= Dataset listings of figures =
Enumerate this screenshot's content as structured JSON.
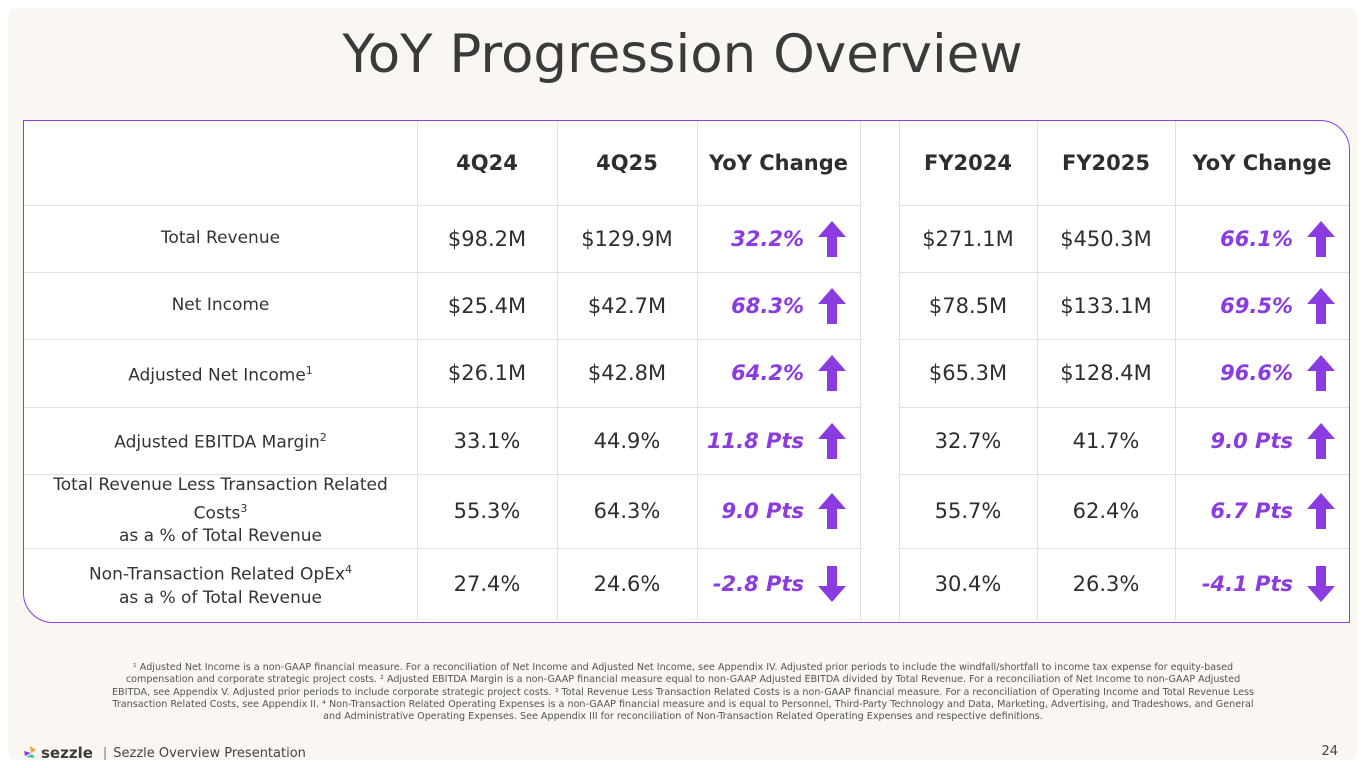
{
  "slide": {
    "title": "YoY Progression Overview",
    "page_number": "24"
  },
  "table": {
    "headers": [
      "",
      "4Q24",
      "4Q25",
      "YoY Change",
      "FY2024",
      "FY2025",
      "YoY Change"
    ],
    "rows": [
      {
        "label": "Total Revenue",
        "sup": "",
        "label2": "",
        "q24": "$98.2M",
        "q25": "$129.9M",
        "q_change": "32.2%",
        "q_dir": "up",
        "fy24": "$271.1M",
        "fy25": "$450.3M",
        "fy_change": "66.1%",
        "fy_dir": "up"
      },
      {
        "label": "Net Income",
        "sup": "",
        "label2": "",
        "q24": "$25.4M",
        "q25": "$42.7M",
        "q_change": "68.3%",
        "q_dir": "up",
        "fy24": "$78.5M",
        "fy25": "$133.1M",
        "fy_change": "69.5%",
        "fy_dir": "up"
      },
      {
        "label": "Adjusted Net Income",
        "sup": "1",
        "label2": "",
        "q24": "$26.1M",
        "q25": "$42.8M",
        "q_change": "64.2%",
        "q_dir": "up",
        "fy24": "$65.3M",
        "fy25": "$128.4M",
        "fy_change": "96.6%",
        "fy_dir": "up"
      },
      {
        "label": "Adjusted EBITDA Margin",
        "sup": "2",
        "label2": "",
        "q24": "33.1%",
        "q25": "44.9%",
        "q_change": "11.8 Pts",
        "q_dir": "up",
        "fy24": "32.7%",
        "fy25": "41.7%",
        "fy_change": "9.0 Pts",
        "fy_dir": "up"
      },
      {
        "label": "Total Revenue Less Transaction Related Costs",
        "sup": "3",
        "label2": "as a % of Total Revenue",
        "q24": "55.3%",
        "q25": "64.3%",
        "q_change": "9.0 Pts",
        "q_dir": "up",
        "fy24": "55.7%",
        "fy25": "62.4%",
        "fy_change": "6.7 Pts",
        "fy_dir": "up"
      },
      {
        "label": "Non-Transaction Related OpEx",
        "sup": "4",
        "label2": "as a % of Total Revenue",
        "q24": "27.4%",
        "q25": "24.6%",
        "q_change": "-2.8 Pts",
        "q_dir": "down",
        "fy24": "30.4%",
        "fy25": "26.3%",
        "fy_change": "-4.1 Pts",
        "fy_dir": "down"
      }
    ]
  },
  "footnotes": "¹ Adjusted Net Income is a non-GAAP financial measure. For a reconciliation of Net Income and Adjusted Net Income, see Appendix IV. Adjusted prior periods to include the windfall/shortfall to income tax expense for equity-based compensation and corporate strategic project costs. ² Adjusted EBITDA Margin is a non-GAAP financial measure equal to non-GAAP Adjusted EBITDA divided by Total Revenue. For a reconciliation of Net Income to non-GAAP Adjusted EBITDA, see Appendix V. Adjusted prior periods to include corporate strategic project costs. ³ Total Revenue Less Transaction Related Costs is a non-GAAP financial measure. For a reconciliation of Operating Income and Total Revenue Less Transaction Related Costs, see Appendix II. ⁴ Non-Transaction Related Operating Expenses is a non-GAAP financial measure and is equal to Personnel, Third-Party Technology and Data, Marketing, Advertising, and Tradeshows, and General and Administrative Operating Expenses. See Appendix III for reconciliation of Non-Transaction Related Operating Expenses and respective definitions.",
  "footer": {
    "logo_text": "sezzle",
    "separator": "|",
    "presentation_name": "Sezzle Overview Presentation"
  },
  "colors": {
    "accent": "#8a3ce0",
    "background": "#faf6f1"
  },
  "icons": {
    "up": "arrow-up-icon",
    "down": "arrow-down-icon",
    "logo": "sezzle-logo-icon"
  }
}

= GIVEN REQUEST =
Take every line from the data above that holds "Overview" and copy it out.

= ANSWER TO THIS EXERCISE =
    "title": "YoY Progression Overview",
    "presentation_name": "Sezzle Overview Presentation"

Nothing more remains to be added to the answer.